**Requirements**
Leave out the pictures and repeat every record exactly.

**Exercise data**
· · · ·
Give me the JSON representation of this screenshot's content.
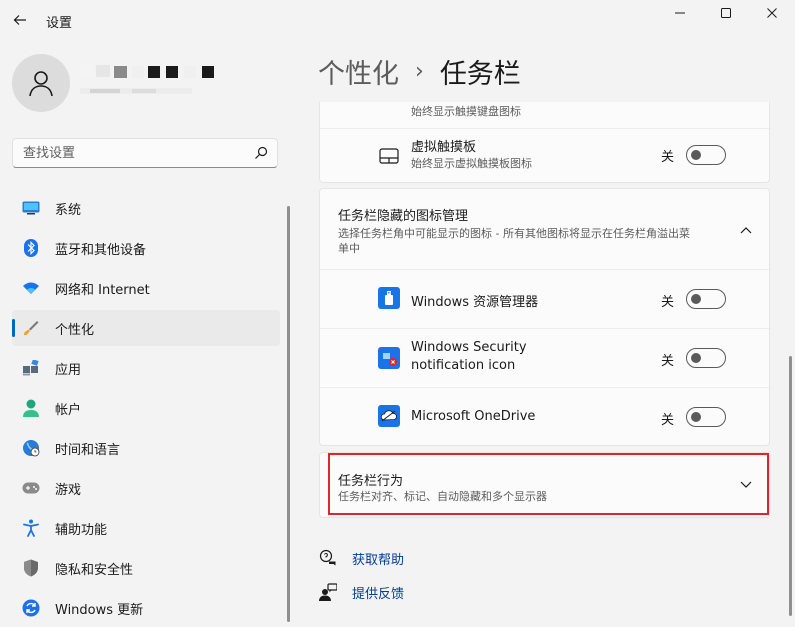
{
  "window": {
    "title": "设置"
  },
  "search": {
    "placeholder": "查找设置"
  },
  "nav": {
    "items": [
      {
        "label": "系统"
      },
      {
        "label": "蓝牙和其他设备"
      },
      {
        "label": "网络和 Internet"
      },
      {
        "label": "个性化",
        "active": true
      },
      {
        "label": "应用"
      },
      {
        "label": "帐户"
      },
      {
        "label": "时间和语言"
      },
      {
        "label": "游戏"
      },
      {
        "label": "辅助功能"
      },
      {
        "label": "隐私和安全性"
      },
      {
        "label": "Windows 更新"
      }
    ]
  },
  "breadcrumb": {
    "parent": "个性化",
    "separator": "›",
    "current": "任务栏"
  },
  "pen_row": {
    "desc": "始终显示触摸键盘图标"
  },
  "touchpad_row": {
    "title": "虚拟触摸板",
    "desc": "始终显示虚拟触摸板图标",
    "state_label": "关",
    "on": false
  },
  "overflow_section": {
    "title": "任务栏隐藏的图标管理",
    "desc_line1": "选择任务栏角中可能显示的图标 - 所有其他图标将显示在任务栏角溢出菜",
    "desc_line2": "单中",
    "items": [
      {
        "title": "Windows 资源管理器",
        "state_label": "关",
        "on": false
      },
      {
        "title_line1": "Windows Security",
        "title_line2": "notification icon",
        "state_label": "关",
        "on": false
      },
      {
        "title": "Microsoft OneDrive",
        "state_label": "关",
        "on": false
      }
    ]
  },
  "behaviors_section": {
    "title": "任务栏行为",
    "desc": "任务栏对齐、标记、自动隐藏和多个显示器"
  },
  "links": {
    "help": "获取帮助",
    "feedback": "提供反馈"
  },
  "colors": {
    "accent": "#0067c0",
    "highlight_border": "#e0242a",
    "link": "#003e92"
  }
}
· · · ·
**Expected output**
Give me the JSON representation of this screenshot's content.
{
  "window": {
    "title": "设置"
  },
  "search": {
    "placeholder": "查找设置"
  },
  "nav": {
    "items": [
      {
        "label": "系统"
      },
      {
        "label": "蓝牙和其他设备"
      },
      {
        "label": "网络和 Internet"
      },
      {
        "label": "个性化",
        "active": true
      },
      {
        "label": "应用"
      },
      {
        "label": "帐户"
      },
      {
        "label": "时间和语言"
      },
      {
        "label": "游戏"
      },
      {
        "label": "辅助功能"
      },
      {
        "label": "隐私和安全性"
      },
      {
        "label": "Windows 更新"
      }
    ]
  },
  "breadcrumb": {
    "parent": "个性化",
    "separator": "›",
    "current": "任务栏"
  },
  "pen_row": {
    "desc": "始终显示触摸键盘图标"
  },
  "touchpad_row": {
    "title": "虚拟触摸板",
    "desc": "始终显示虚拟触摸板图标",
    "state_label": "关",
    "on": false
  },
  "overflow_section": {
    "title": "任务栏隐藏的图标管理",
    "desc_line1": "选择任务栏角中可能显示的图标 - 所有其他图标将显示在任务栏角溢出菜",
    "desc_line2": "单中",
    "items": [
      {
        "title": "Windows 资源管理器",
        "state_label": "关",
        "on": false
      },
      {
        "title_line1": "Windows Security",
        "title_line2": "notification icon",
        "state_label": "关",
        "on": false
      },
      {
        "title": "Microsoft OneDrive",
        "state_label": "关",
        "on": false
      }
    ]
  },
  "behaviors_section": {
    "title": "任务栏行为",
    "desc": "任务栏对齐、标记、自动隐藏和多个显示器"
  },
  "links": {
    "help": "获取帮助",
    "feedback": "提供反馈"
  },
  "colors": {
    "accent": "#0067c0",
    "highlight_border": "#e0242a",
    "link": "#003e92"
  }
}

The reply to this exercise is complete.